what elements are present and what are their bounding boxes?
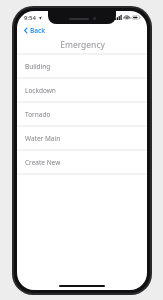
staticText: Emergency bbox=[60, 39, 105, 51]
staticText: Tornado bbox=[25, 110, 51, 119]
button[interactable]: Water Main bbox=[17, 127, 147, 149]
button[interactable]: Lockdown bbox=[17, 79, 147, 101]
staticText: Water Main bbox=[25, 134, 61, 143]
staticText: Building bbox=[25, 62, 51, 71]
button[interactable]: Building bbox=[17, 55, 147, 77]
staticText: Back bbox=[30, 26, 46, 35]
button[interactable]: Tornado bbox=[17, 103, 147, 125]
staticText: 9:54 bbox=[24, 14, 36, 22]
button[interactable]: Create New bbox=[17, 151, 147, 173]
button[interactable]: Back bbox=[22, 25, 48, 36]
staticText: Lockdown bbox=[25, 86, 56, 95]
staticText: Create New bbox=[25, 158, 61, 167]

+++++

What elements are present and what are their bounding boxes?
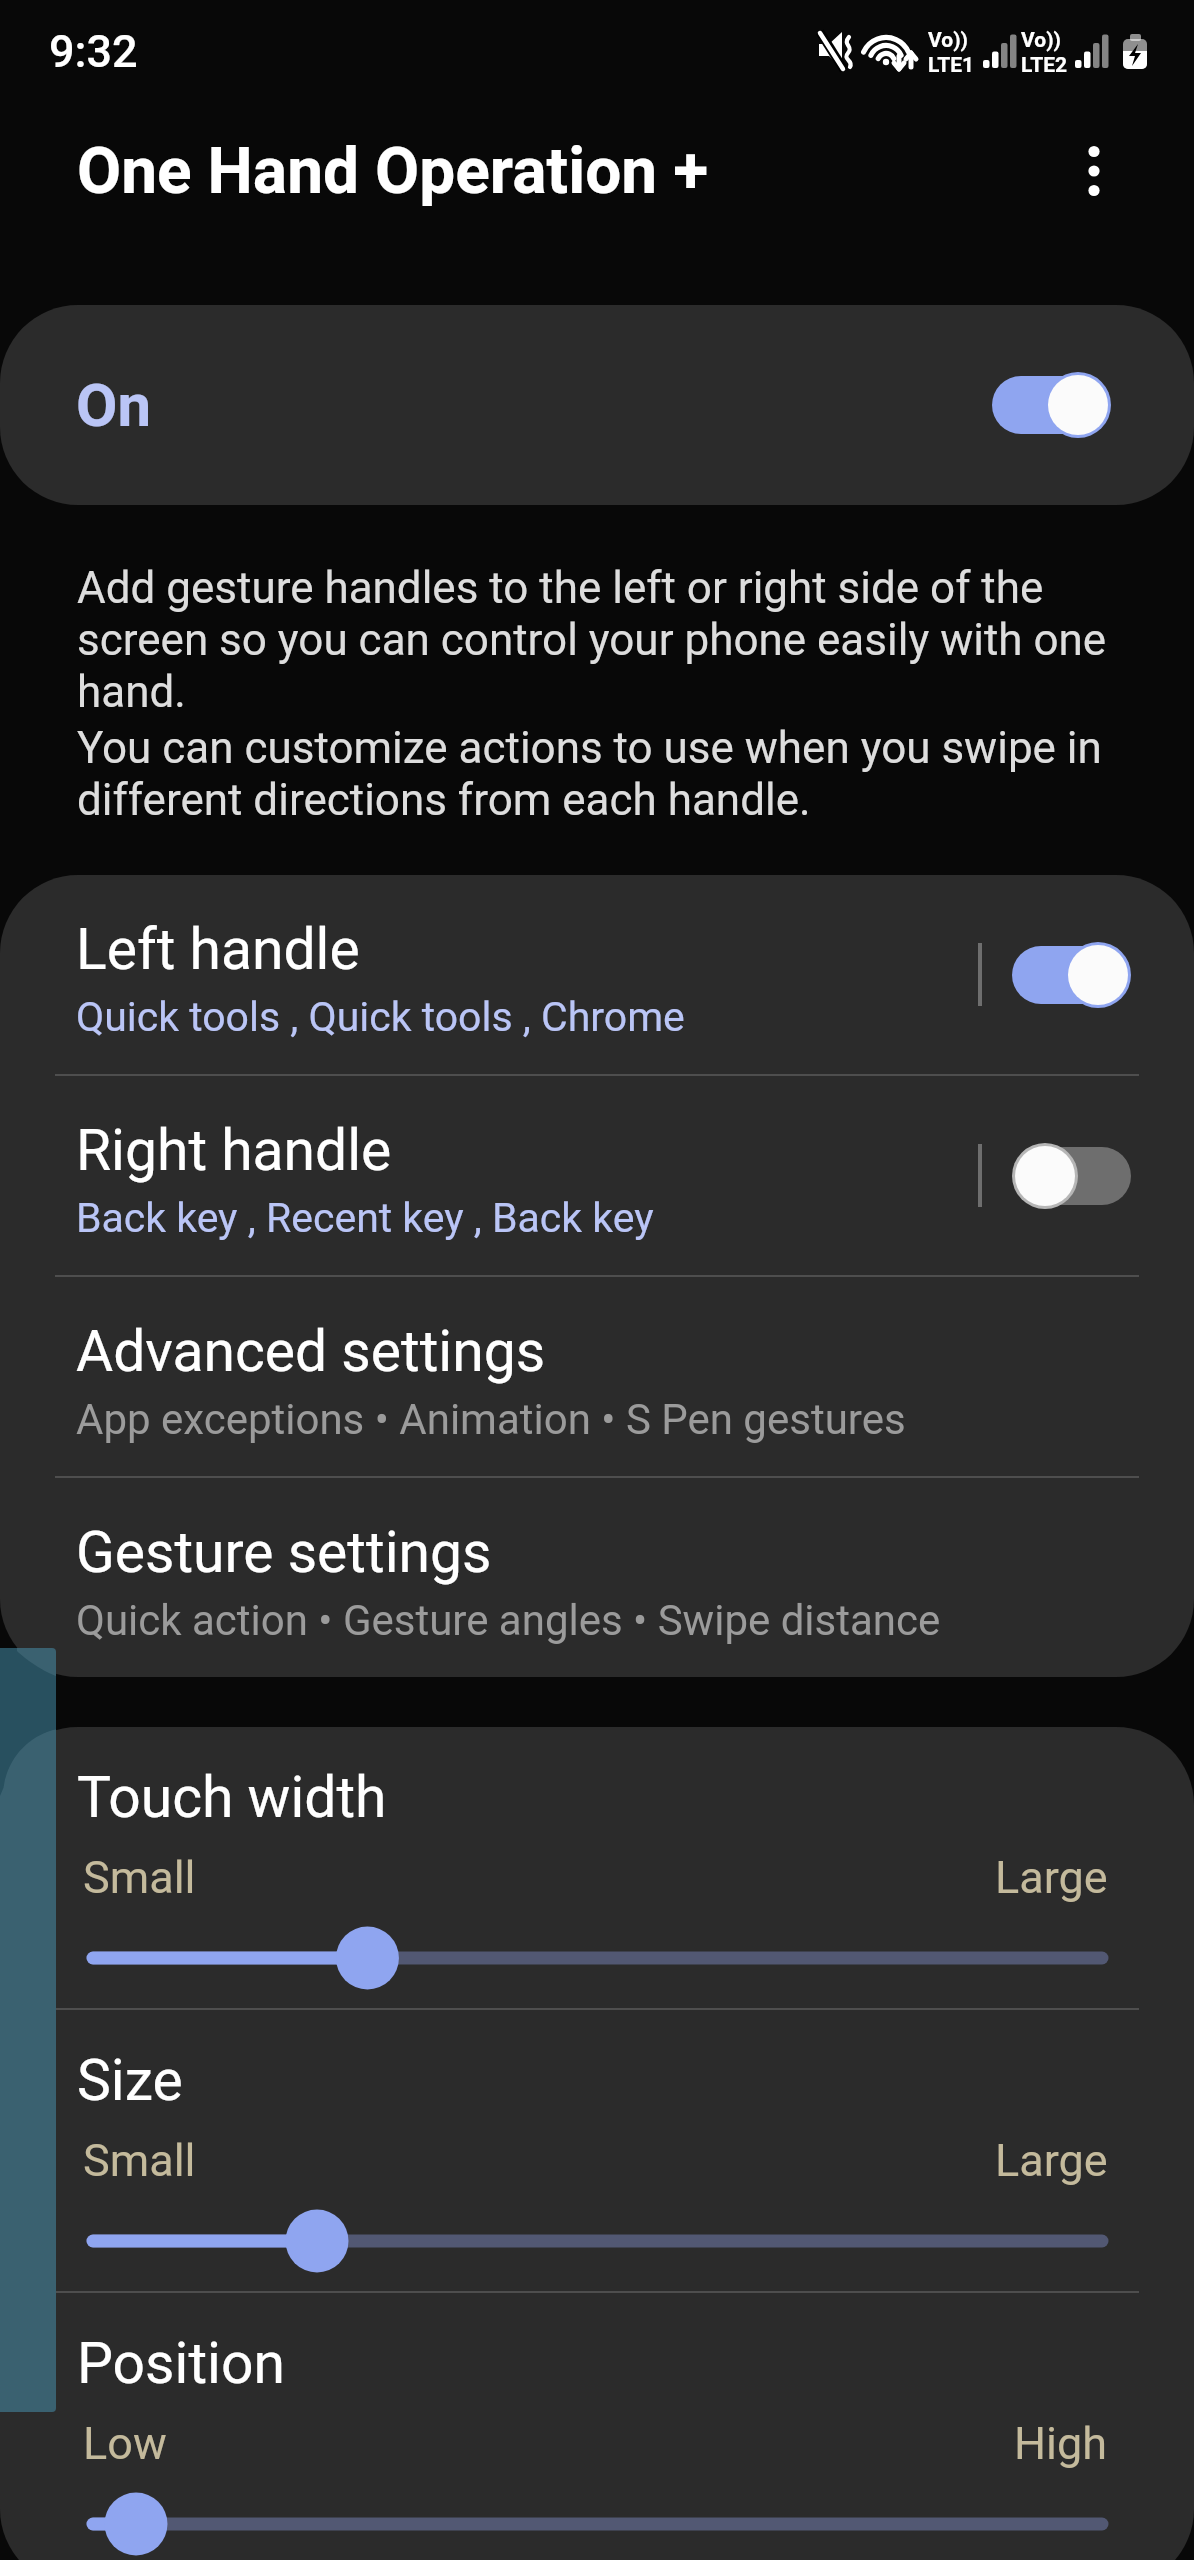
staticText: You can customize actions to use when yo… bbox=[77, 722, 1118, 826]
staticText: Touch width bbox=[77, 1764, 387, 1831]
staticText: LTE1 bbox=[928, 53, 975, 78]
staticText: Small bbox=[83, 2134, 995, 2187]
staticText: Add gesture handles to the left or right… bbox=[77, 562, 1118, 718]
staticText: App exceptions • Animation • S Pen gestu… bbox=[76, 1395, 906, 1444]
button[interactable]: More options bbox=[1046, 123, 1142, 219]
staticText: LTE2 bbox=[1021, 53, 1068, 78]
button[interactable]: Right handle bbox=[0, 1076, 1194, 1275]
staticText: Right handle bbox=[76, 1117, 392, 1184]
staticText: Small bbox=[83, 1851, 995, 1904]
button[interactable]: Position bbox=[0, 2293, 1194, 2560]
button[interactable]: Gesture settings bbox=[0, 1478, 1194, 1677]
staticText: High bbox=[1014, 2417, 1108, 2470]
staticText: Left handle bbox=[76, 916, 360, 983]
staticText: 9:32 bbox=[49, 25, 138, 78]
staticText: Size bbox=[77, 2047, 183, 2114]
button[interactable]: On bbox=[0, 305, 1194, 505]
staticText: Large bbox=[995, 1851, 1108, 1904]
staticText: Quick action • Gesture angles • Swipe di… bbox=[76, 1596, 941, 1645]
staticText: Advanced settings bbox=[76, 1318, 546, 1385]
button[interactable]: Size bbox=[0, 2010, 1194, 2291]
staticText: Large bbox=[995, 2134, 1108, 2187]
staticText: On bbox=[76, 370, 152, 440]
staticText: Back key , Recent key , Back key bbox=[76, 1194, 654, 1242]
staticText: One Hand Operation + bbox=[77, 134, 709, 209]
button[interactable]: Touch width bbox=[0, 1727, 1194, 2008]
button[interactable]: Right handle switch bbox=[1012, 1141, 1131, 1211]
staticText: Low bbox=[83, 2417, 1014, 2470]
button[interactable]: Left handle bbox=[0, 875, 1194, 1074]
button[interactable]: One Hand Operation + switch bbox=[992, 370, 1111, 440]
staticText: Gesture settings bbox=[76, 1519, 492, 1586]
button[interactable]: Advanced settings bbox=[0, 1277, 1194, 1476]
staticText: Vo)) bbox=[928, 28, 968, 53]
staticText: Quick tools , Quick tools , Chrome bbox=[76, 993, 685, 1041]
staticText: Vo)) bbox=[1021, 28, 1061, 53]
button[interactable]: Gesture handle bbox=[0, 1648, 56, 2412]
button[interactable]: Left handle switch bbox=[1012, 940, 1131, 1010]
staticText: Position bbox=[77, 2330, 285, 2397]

+++++

• _Short task_: Copy the stretch of records from the line that contains "staticText: Emergency bbox=[60, 39, 105, 51]" through the line that contains "staticText: Water Main", keeping each line the same and including both of those lines.

• _Exercise response_:
staticText: Emergency bbox=[60, 39, 105, 51]
staticText: Tornado bbox=[25, 110, 51, 119]
button[interactable]: Water Main bbox=[17, 127, 147, 149]
button[interactable]: Lockdown bbox=[17, 79, 147, 101]
staticText: Water Main bbox=[25, 134, 61, 143]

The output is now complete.